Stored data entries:
+--

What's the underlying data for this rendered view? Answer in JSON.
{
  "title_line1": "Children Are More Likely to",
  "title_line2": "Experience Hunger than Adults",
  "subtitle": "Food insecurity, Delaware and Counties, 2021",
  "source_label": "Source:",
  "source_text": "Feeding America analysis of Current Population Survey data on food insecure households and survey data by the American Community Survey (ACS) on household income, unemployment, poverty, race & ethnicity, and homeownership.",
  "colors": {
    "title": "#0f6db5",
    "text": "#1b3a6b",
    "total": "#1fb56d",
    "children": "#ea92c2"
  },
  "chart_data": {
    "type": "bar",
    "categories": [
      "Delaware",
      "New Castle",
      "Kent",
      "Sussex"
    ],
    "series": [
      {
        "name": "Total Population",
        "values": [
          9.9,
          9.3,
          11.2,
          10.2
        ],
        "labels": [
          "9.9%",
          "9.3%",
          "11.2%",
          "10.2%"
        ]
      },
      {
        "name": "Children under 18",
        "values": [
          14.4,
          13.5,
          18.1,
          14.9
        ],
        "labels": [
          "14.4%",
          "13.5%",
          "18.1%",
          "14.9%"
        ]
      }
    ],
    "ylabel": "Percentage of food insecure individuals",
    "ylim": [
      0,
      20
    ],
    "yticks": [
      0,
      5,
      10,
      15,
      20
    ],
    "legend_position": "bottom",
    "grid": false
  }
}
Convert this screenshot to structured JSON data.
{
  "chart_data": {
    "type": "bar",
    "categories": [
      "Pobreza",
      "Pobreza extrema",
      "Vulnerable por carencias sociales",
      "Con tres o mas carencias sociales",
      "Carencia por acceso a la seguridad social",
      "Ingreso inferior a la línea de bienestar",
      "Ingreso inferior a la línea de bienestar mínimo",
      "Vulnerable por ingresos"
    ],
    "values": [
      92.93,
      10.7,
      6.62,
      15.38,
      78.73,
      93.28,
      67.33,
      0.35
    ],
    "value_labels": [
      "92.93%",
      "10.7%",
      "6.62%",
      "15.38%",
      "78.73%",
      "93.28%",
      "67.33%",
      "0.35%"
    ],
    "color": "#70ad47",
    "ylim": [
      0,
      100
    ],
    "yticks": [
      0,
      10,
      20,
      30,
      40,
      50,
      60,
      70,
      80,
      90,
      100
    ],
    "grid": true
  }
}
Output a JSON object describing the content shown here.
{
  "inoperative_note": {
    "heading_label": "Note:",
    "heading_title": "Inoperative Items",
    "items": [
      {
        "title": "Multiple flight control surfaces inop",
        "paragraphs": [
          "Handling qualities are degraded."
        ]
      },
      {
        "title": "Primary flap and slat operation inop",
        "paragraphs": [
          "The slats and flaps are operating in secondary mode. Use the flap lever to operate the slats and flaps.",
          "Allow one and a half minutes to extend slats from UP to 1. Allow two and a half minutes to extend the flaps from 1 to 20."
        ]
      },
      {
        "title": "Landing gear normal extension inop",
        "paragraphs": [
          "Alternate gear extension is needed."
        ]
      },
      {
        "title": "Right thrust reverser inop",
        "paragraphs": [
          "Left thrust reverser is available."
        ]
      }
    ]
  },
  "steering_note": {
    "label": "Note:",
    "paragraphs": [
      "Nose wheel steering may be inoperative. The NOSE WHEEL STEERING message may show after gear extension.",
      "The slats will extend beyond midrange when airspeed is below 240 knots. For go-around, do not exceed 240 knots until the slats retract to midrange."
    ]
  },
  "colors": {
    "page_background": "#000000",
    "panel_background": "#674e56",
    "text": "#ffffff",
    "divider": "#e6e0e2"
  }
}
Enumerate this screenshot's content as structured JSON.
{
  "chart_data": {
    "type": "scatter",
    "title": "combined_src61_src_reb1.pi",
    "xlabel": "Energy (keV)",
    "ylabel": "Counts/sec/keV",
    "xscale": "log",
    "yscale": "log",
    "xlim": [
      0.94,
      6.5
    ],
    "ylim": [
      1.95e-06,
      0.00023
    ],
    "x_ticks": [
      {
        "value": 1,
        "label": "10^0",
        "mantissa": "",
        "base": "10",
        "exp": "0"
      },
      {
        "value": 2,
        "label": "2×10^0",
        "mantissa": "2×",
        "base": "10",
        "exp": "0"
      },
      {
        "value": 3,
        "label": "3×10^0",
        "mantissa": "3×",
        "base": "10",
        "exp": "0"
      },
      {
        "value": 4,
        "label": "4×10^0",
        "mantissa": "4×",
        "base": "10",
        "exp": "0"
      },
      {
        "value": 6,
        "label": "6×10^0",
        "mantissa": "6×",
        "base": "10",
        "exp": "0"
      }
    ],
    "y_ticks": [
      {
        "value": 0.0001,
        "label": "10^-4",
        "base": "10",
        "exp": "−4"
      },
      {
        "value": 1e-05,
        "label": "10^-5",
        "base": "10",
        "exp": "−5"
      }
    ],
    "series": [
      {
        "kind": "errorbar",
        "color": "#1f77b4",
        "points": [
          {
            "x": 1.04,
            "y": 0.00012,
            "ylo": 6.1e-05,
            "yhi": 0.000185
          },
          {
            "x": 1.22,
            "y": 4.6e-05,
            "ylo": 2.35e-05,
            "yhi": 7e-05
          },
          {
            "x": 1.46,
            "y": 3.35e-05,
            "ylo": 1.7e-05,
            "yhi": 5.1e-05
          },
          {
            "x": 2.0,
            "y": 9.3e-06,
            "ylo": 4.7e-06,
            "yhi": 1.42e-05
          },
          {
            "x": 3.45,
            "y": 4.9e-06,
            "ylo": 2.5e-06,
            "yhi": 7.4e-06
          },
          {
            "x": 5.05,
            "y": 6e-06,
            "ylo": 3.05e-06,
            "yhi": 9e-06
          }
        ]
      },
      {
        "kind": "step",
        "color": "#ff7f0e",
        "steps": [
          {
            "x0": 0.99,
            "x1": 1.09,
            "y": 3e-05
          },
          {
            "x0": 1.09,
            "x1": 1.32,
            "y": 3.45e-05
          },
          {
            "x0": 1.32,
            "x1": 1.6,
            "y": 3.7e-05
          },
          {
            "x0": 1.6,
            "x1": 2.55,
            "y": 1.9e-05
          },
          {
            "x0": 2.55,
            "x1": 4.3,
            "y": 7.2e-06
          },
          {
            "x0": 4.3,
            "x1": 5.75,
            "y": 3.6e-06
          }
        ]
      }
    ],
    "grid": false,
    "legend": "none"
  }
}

+--

* Your task: Lines holding the word "flaps" should be counted across the entries; state only how many there are.

* Task solution: 2